▸ **Records shown**
════════════════
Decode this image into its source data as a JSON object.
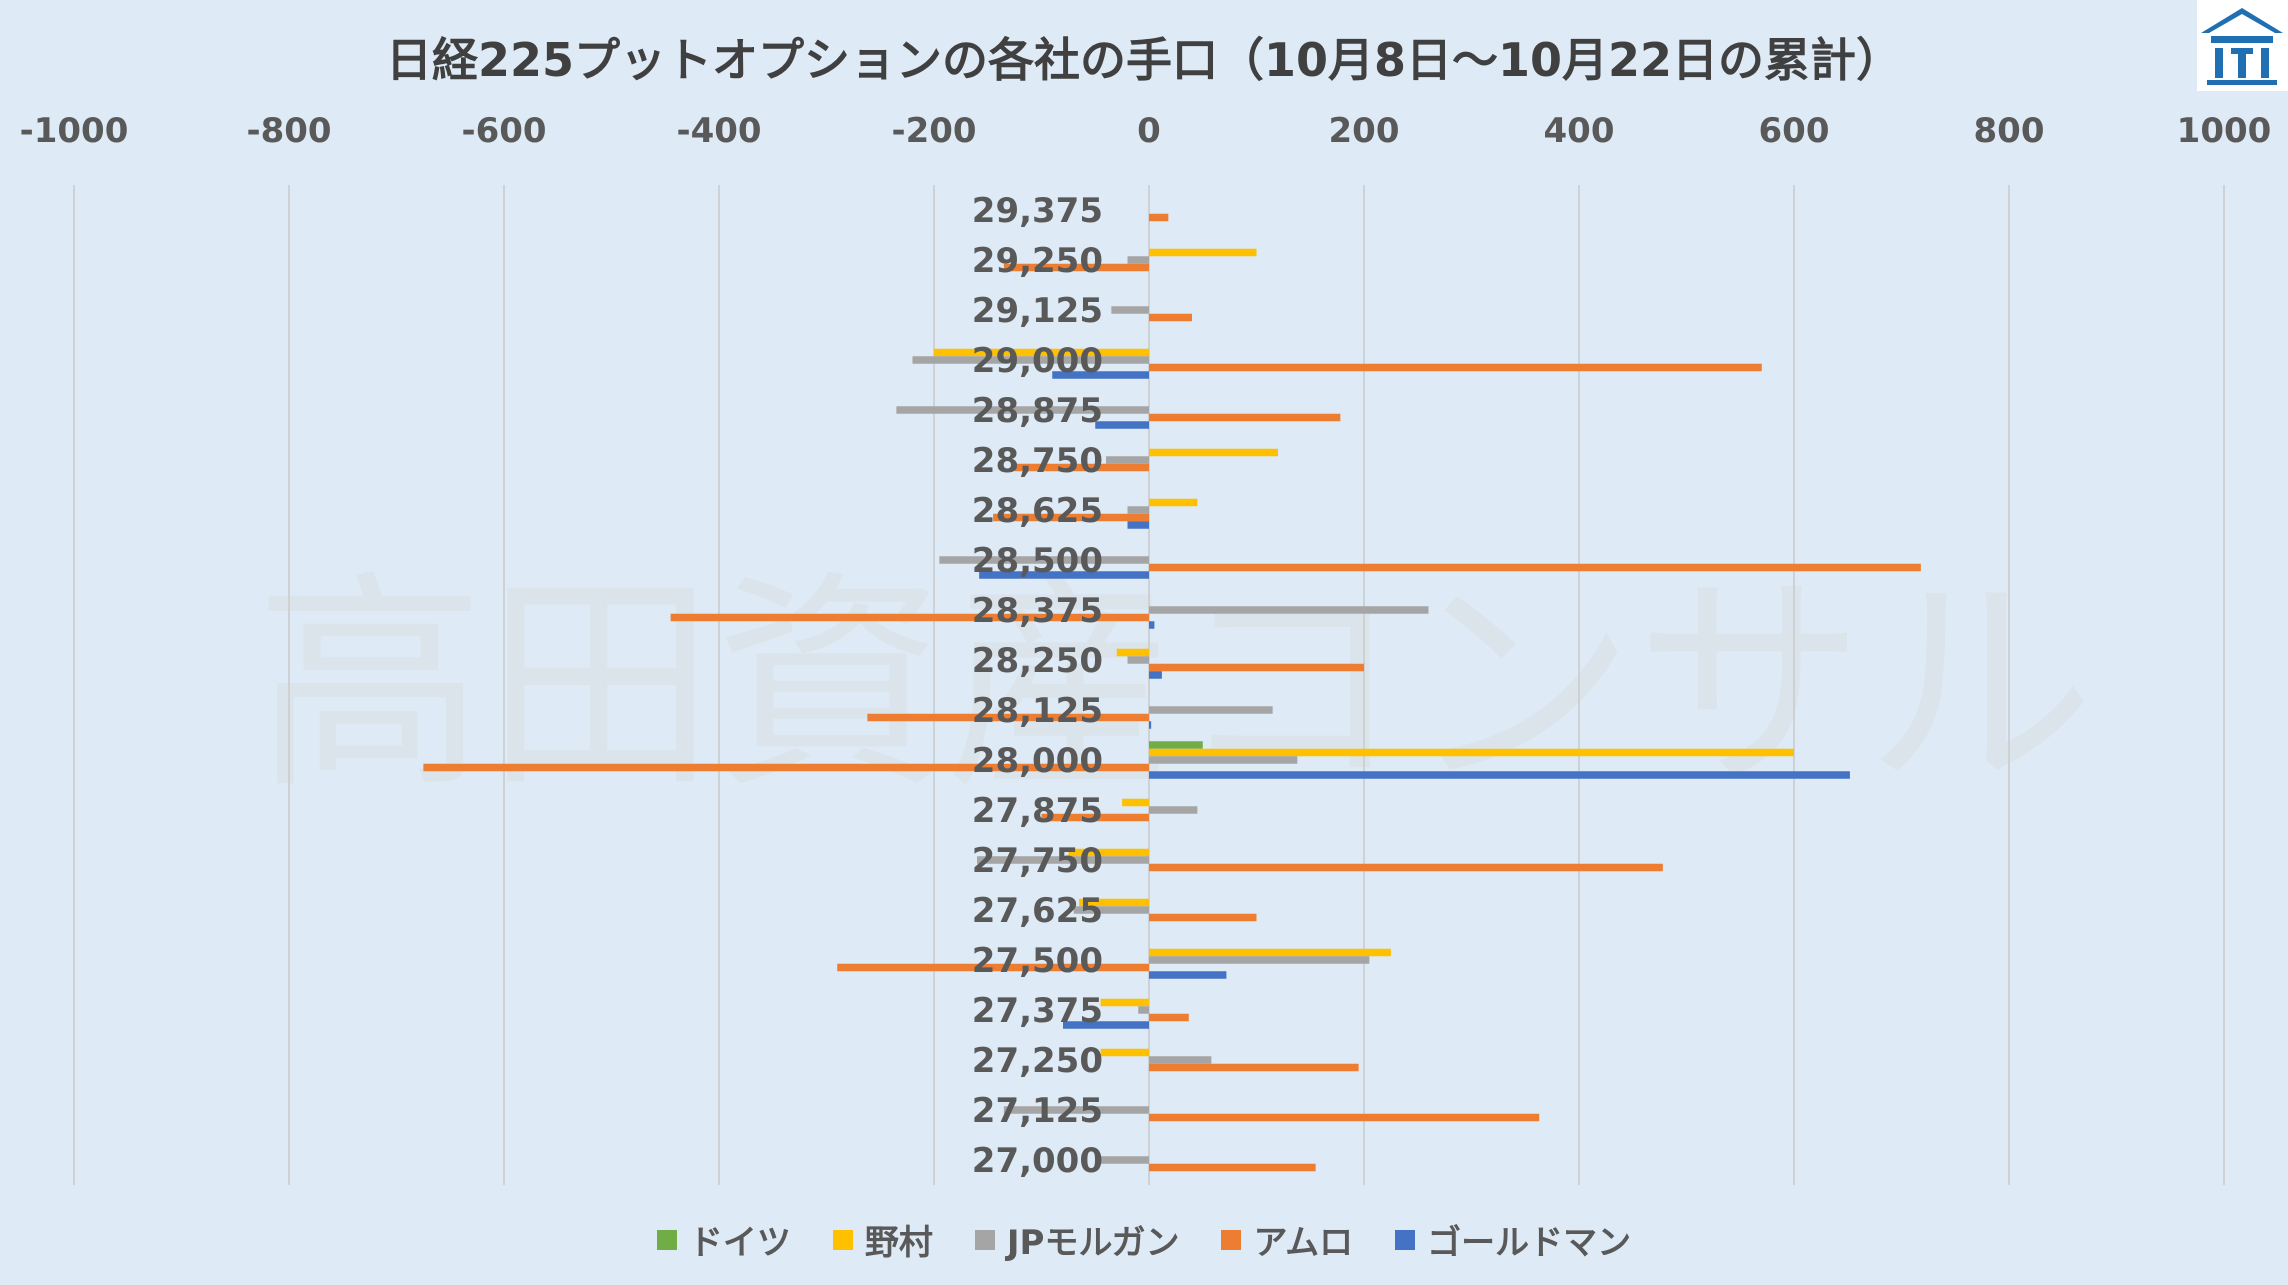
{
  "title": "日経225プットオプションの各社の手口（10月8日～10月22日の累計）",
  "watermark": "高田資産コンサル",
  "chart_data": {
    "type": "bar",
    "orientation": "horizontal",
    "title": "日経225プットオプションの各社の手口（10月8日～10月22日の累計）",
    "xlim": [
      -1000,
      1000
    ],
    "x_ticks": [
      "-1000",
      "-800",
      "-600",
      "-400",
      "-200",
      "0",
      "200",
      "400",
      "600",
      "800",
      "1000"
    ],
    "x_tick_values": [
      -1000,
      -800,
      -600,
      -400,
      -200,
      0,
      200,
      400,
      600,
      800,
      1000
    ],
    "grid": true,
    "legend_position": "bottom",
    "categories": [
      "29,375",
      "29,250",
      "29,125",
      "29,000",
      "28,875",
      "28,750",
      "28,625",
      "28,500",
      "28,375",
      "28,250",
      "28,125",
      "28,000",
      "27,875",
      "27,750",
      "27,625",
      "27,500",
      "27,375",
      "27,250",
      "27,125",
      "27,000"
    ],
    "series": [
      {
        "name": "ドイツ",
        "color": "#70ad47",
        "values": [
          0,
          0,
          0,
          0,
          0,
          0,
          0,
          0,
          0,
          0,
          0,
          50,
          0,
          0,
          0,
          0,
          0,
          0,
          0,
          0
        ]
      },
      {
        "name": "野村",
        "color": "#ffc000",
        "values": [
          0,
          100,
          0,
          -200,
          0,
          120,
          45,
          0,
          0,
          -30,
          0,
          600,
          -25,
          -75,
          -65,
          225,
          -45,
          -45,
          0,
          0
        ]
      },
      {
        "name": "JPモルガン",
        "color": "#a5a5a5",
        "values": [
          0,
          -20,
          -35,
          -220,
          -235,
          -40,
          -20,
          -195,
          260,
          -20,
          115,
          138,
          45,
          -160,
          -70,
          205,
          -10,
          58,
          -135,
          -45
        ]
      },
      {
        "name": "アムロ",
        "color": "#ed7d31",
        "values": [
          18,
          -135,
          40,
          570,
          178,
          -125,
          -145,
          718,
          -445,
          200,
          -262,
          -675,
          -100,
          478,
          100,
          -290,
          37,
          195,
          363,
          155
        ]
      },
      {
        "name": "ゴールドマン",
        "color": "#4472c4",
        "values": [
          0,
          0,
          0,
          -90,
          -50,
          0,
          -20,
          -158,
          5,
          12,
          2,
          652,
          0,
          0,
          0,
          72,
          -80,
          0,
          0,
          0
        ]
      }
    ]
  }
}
════════════════
▸ **Set problem**
Give the data above again in full and unchanged, skipping the pictures.

▸ **Correct result**
Decode this image into its source data as a JSON object.
{
  "title": "日経225プットオプションの各社の手口（10月8日～10月22日の累計）",
  "watermark": "高田資産コンサル",
  "chart_data": {
    "type": "bar",
    "orientation": "horizontal",
    "title": "日経225プットオプションの各社の手口（10月8日～10月22日の累計）",
    "xlim": [
      -1000,
      1000
    ],
    "x_ticks": [
      "-1000",
      "-800",
      "-600",
      "-400",
      "-200",
      "0",
      "200",
      "400",
      "600",
      "800",
      "1000"
    ],
    "x_tick_values": [
      -1000,
      -800,
      -600,
      -400,
      -200,
      0,
      200,
      400,
      600,
      800,
      1000
    ],
    "grid": true,
    "legend_position": "bottom",
    "categories": [
      "29,375",
      "29,250",
      "29,125",
      "29,000",
      "28,875",
      "28,750",
      "28,625",
      "28,500",
      "28,375",
      "28,250",
      "28,125",
      "28,000",
      "27,875",
      "27,750",
      "27,625",
      "27,500",
      "27,375",
      "27,250",
      "27,125",
      "27,000"
    ],
    "series": [
      {
        "name": "ドイツ",
        "color": "#70ad47",
        "values": [
          0,
          0,
          0,
          0,
          0,
          0,
          0,
          0,
          0,
          0,
          0,
          50,
          0,
          0,
          0,
          0,
          0,
          0,
          0,
          0
        ]
      },
      {
        "name": "野村",
        "color": "#ffc000",
        "values": [
          0,
          100,
          0,
          -200,
          0,
          120,
          45,
          0,
          0,
          -30,
          0,
          600,
          -25,
          -75,
          -65,
          225,
          -45,
          -45,
          0,
          0
        ]
      },
      {
        "name": "JPモルガン",
        "color": "#a5a5a5",
        "values": [
          0,
          -20,
          -35,
          -220,
          -235,
          -40,
          -20,
          -195,
          260,
          -20,
          115,
          138,
          45,
          -160,
          -70,
          205,
          -10,
          58,
          -135,
          -45
        ]
      },
      {
        "name": "アムロ",
        "color": "#ed7d31",
        "values": [
          18,
          -135,
          40,
          570,
          178,
          -125,
          -145,
          718,
          -445,
          200,
          -262,
          -675,
          -100,
          478,
          100,
          -290,
          37,
          195,
          363,
          155
        ]
      },
      {
        "name": "ゴールドマン",
        "color": "#4472c4",
        "values": [
          0,
          0,
          0,
          -90,
          -50,
          0,
          -20,
          -158,
          5,
          12,
          2,
          652,
          0,
          0,
          0,
          72,
          -80,
          0,
          0,
          0
        ]
      }
    ]
  }
}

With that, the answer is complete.